▶ **Directive**
Check every line of the entries that follow, and copy the ones containing "Bulletin".

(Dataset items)
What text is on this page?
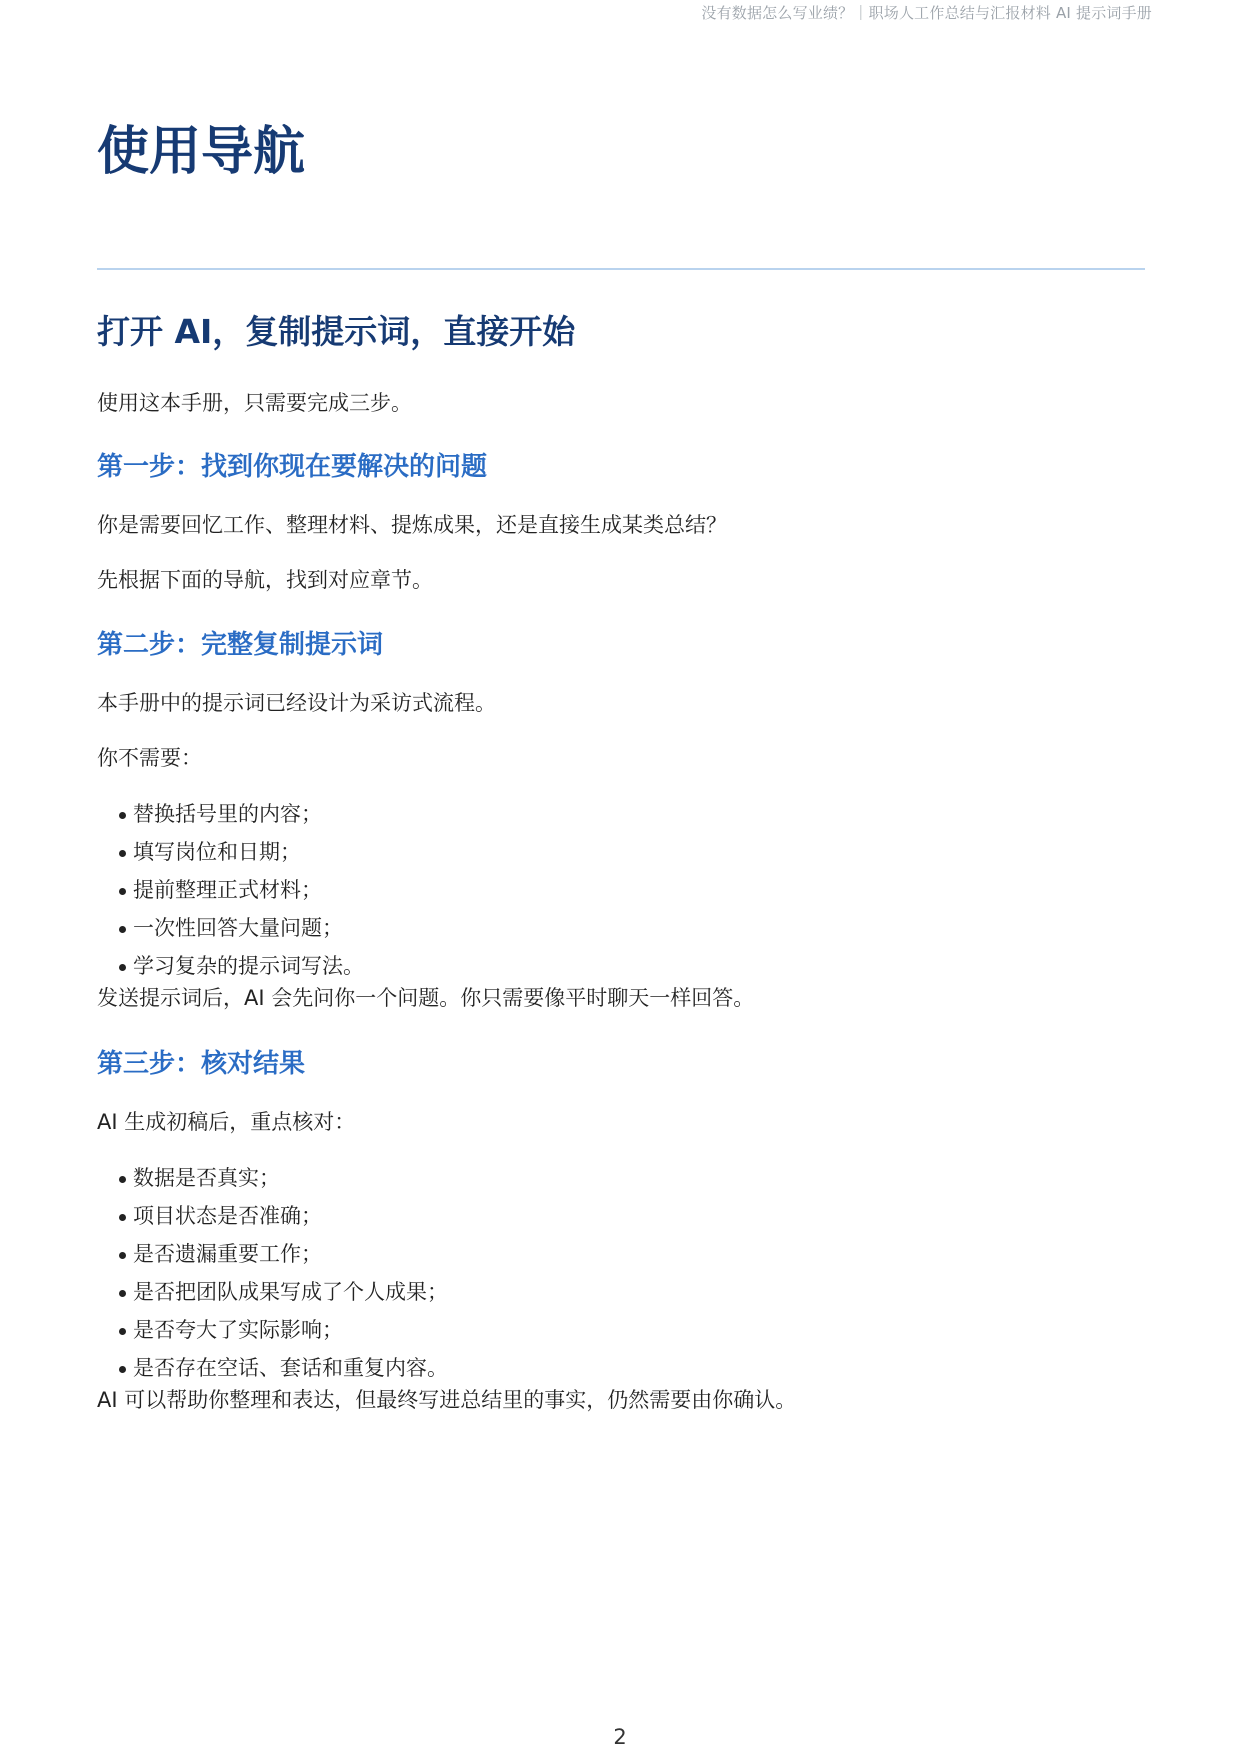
没有数据怎么写业绩？｜职场人工作总结与汇报材料 AI 提示词手册
使用导航
打开 AI，复制提示词，直接开始

使用这本手册，只需要完成三步。

第一步：找到你现在要解决的问题

你是需要回忆工作、整理材料、提炼成果，还是直接生成某类总结？

先根据下面的导航，找到对应章节。

第二步：完整复制提示词

本手册中的提示词已经设计为采访式流程。

你不需要：

替换括号里的内容；
填写岗位和日期；
提前整理正式材料；
一次性回答大量问题；
学习复杂的提示词写法。

发送提示词后，AI 会先问你一个问题。你只需要像平时聊天一样回答。

第三步：核对结果

AI 生成初稿后，重点核对：

数据是否真实；
项目状态是否准确；
是否遗漏重要工作；
是否把团队成果写成了个人成果；
是否夸大了实际影响；
是否存在空话、套话和重复内容。

AI 可以帮助你整理和表达，但最终写进总结里的事实，仍然需要由你确认。

2
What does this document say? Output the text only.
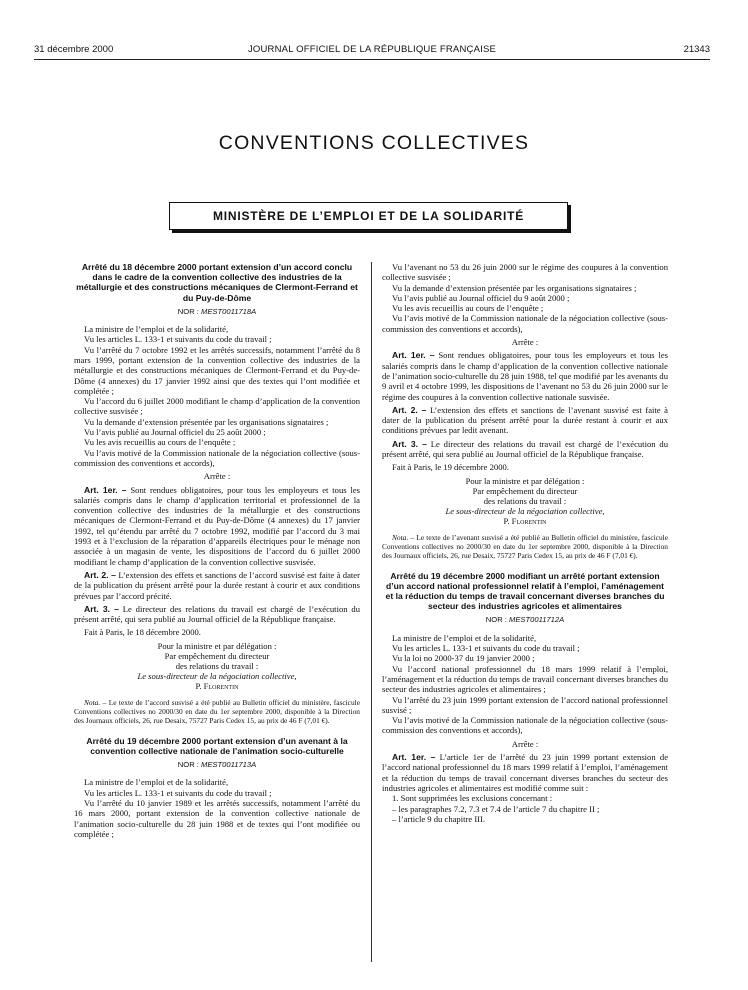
31 décembre 2000	JOURNAL OFFICIEL DE LA RÉPUBLIQUE FRANÇAISE	21343
CONVENTIONS COLLECTIVES
MINISTÈRE DE L’EMPLOI ET DE LA SOLIDARITÉ
Arrêté du 18 décembre 2000 portant extension d’un accord conclu dans le cadre de la convention collective des industries de la métallurgie et des constructions mécaniques de Clermont-Ferrand et du Puy-de-Dôme
NOR : MEST0011718A

La ministre de l’emploi et de la solidarité,

Vu les articles L. 133-1 et suivants du code du travail ;

Vu l’arrêté du 7 octobre 1992 et les arrêtés successifs, notamment l’arrêté du 8 mars 1999, portant extension de la convention collective des industries de la métallurgie et des constructions mécaniques de Clermont-Ferrand et du Puy-de-Dôme (4 annexes) du 17 janvier 1992 ainsi que des textes qui l’ont modifiée et complétée ;

Vu l’accord du 6 juillet 2000 modifiant le champ d’application de la convention collective susvisée ;

Vu la demande d’extension présentée par les organisations signataires ;

Vu l’avis publié au Journal officiel du 25 août 2000 ;

Vu les avis recueillis au cours de l’enquête ;

Vu l’avis motivé de la Commission nationale de la négociation collective (sous-commission des conventions et accords),

Arrête :

Art. 1er. – Sont rendues obligatoires, pour tous les employeurs et tous les salariés compris dans le champ d’application territorial et professionnel de la convention collective des industries de la métallurgie et des constructions mécaniques de Clermont-Ferrand et du Puy-de-Dôme (4 annexes) du 17 janvier 1992, tel qu’étendu par arrêté du 7 octobre 1992, modifié par l’accord du 3 mai 1993 et à l’exclusion de la réparation d’appareils électriques pour le ménage non associée à un magasin de vente, les dispositions de l’accord du 6 juillet 2000 modifiant le champ d’application de la convention collective susvisée.

Art. 2. – L’extension des effets et sanctions de l’accord susvisé est faite à dater de la publication du présent arrêté pour la durée restant à courir et aux conditions prévues par l’accord précité.

Art. 3. – Le directeur des relations du travail est chargé de l’exécution du présent arrêté, qui sera publié au Journal officiel de la République française.

Fait à Paris, le 18 décembre 2000.

Pour la ministre et par délégation :
Par empêchement du directeur
des relations du travail :
Le sous-directeur de la négociation collective,
P. Florentin

Nota. – Le texte de l’accord susvisé a été publié au Bulletin officiel du ministère, fascicule Conventions collectives no 2000/30 en date du 1er septembre 2000, disponible à la Direction des Journaux officiels, 26, rue Desaix, 75727 Paris Cedex 15, au prix de 46 F (7,01 €).

Arrêté du 19 décembre 2000 portant extension d’un avenant à la convention collective nationale de l’animation socio-culturelle
NOR : MEST0011713A

La ministre de l’emploi et de la solidarité,

Vu les articles L. 133-1 et suivants du code du travail ;

Vu l’arrêté du 10 janvier 1989 et les arrêtés successifs, notamment l’arrêté du 16 mars 2000, portant extension de la convention collective nationale de l’animation socio-culturelle du 28 juin 1988 et de textes qui l’ont modifiée ou complétée ;

Vu l’avenant no 53 du 26 juin 2000 sur le régime des coupures à la convention collective susvisée ;

Vu la demande d’extension présentée par les organisations signataires ;

Vu l’avis publié au Journal officiel du 9 août 2000 ;

Vu les avis recueillis au cours de l’enquête ;

Vu l’avis motivé de la Commission nationale de la négociation collective (sous-commission des conventions et accords),

Arrête :

Art. 1er. – Sont rendues obligatoires, pour tous les employeurs et tous les salariés compris dans le champ d’application de la convention collective nationale de l’animation socio-culturelle du 28 juin 1988, tel que modifié par les avenants du 9 avril et 4 octobre 1999, les dispositions de l’avenant no 53 du 26 juin 2000 sur le régime des coupures à la convention collective nationale susvisée.

Art. 2. – L’extension des effets et sanctions de l’avenant susvisé est faite à dater de la publication du présent arrêté pour la durée restant à courir et aux conditions prévues par ledit avenant.

Art. 3. – Le directeur des relations du travail est chargé de l’exécution du présent arrêté, qui sera publié au Journal officiel de la République française.

Fait à Paris, le 19 décembre 2000.

Pour la ministre et par délégation :
Par empêchement du directeur
des relations du travail :
Le sous-directeur de la négociation collective,
P. Florentin

Nota. – Le texte de l’avenant susvisé a été publié au Bulletin officiel du ministère, fascicule Conventions collectives no 2000/30 en date du 1er septembre 2000, disponible à la Direction des Journaux officiels, 26, rue Desaix, 75727 Paris Cedex 15, au prix de 46 F (7,01 €).

Arrêté du 19 décembre 2000 modifiant un arrêté portant extension d’un accord national professionnel relatif à l’emploi, l’aménagement et la réduction du temps de travail concernant diverses branches du secteur des industries agricoles et alimentaires
NOR : MEST0011712A

La ministre de l’emploi et de la solidarité,

Vu les articles L. 133-1 et suivants du code du travail ;

Vu la loi no 2000-37 du 19 janvier 2000 ;

Vu l’accord national professionnel du 18 mars 1999 relatif à l’emploi, l’aménagement et la réduction du temps de travail concernant diverses branches du secteur des industries agricoles et alimentaires ;

Vu l’arrêté du 23 juin 1999 portant extension de l’accord national professionnel susvisé ;

Vu l’avis motivé de la Commission nationale de la négociation collective (sous-commission des conventions et accords),

Arrête :

Art. 1er. – L’article 1er de l’arrêté du 23 juin 1999 portant extension de l’accord national professionnel du 18 mars 1999 relatif à l’emploi, l’aménagement et la réduction du temps de travail concernant diverses branches du secteur des industries agricoles et alimentaires est modifié comme suit :

1. Sont supprimées les exclusions concernant :

– les paragraphes 7.2, 7.3 et 7.4 de l’article 7 du chapitre II ;

– l’article 9 du chapitre III.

▶ **Result**
Nota. – Le texte de l’accord susvisé a été publié au Bulletin officiel du ministère, fascicule Conventions collectives no 2000/30 en date du 1er septembre 2000, disponible à la Direction des Journaux officiels, 26, rue Desaix, 75727 Paris Cedex 15, au prix de 46 F (7,01 €).
Nota. – Le texte de l’avenant susvisé a été publié au Bulletin officiel du ministère, fascicule Conventions collectives no 2000/30 en date du 1er septembre 2000, disponible à la Direction des Journaux officiels, 26, rue Desaix, 75727 Paris Cedex 15, au prix de 46 F (7,01 €).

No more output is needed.